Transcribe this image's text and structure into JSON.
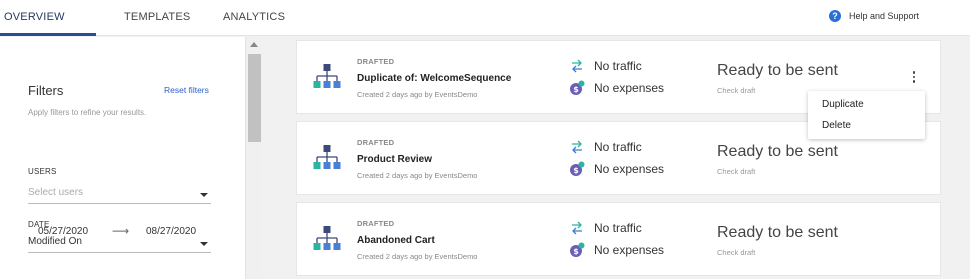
{
  "nav": {
    "tabs": [
      {
        "label": "OVERVIEW",
        "active": true
      },
      {
        "label": "TEMPLATES",
        "active": false
      },
      {
        "label": "ANALYTICS",
        "active": false
      }
    ],
    "help": {
      "label": "Help and Support",
      "icon": "question-circle-icon"
    }
  },
  "sidebar": {
    "title": "Filters",
    "reset_label": "Reset filters",
    "subtitle": "Apply filters to refine your results.",
    "users": {
      "label": "USERS",
      "placeholder": "Select users"
    },
    "date": {
      "label": "DATE",
      "value": "Modified On",
      "from": "05/27/2020",
      "arrow": "⟶",
      "to": "08/27/2020"
    }
  },
  "cards": [
    {
      "status": "DRAFTED",
      "title": "Duplicate of: WelcomeSequence",
      "meta": "Created 2 days ago by EventsDemo",
      "traffic": "No traffic",
      "expenses": "No expenses",
      "state": "Ready to be sent",
      "action": "Check draft"
    },
    {
      "status": "DRAFTED",
      "title": "Product Review",
      "meta": "Created 2 days ago by EventsDemo",
      "traffic": "No traffic",
      "expenses": "No expenses",
      "state": "Ready to be sent",
      "action": "Check draft"
    },
    {
      "status": "DRAFTED",
      "title": "Abandoned Cart",
      "meta": "Created 2 days ago by EventsDemo",
      "traffic": "No traffic",
      "expenses": "No expenses",
      "state": "Ready to be sent",
      "action": "Check draft"
    }
  ],
  "menu": {
    "items": [
      "Duplicate",
      "Delete"
    ]
  },
  "colors": {
    "accent": "#2a4d9b",
    "link": "#2a5fc8",
    "flow_navy": "#3b4a7a",
    "flow_teal": "#2bb5a0",
    "flow_blue": "#4a7fd6",
    "traffic_green": "#2bb5a0",
    "expense_purple": "#6a5fb5"
  }
}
□ □ □
■ WHAT TO WORK ON
Retype each line of the listing above word for word. Exclude the pictures.

■ SOLUTION
Transcribe this image's text and structure into JSON.
{
  "nav": {
    "tabs": [
      {
        "label": "OVERVIEW",
        "active": true
      },
      {
        "label": "TEMPLATES",
        "active": false
      },
      {
        "label": "ANALYTICS",
        "active": false
      }
    ],
    "help": {
      "label": "Help and Support",
      "icon": "question-circle-icon"
    }
  },
  "sidebar": {
    "title": "Filters",
    "reset_label": "Reset filters",
    "subtitle": "Apply filters to refine your results.",
    "users": {
      "label": "USERS",
      "placeholder": "Select users"
    },
    "date": {
      "label": "DATE",
      "value": "Modified On",
      "from": "05/27/2020",
      "arrow": "⟶",
      "to": "08/27/2020"
    }
  },
  "cards": [
    {
      "status": "DRAFTED",
      "title": "Duplicate of: WelcomeSequence",
      "meta": "Created 2 days ago by EventsDemo",
      "traffic": "No traffic",
      "expenses": "No expenses",
      "state": "Ready to be sent",
      "action": "Check draft"
    },
    {
      "status": "DRAFTED",
      "title": "Product Review",
      "meta": "Created 2 days ago by EventsDemo",
      "traffic": "No traffic",
      "expenses": "No expenses",
      "state": "Ready to be sent",
      "action": "Check draft"
    },
    {
      "status": "DRAFTED",
      "title": "Abandoned Cart",
      "meta": "Created 2 days ago by EventsDemo",
      "traffic": "No traffic",
      "expenses": "No expenses",
      "state": "Ready to be sent",
      "action": "Check draft"
    }
  ],
  "menu": {
    "items": [
      "Duplicate",
      "Delete"
    ]
  },
  "colors": {
    "accent": "#2a4d9b",
    "link": "#2a5fc8",
    "flow_navy": "#3b4a7a",
    "flow_teal": "#2bb5a0",
    "flow_blue": "#4a7fd6",
    "traffic_green": "#2bb5a0",
    "expense_purple": "#6a5fb5"
  }
}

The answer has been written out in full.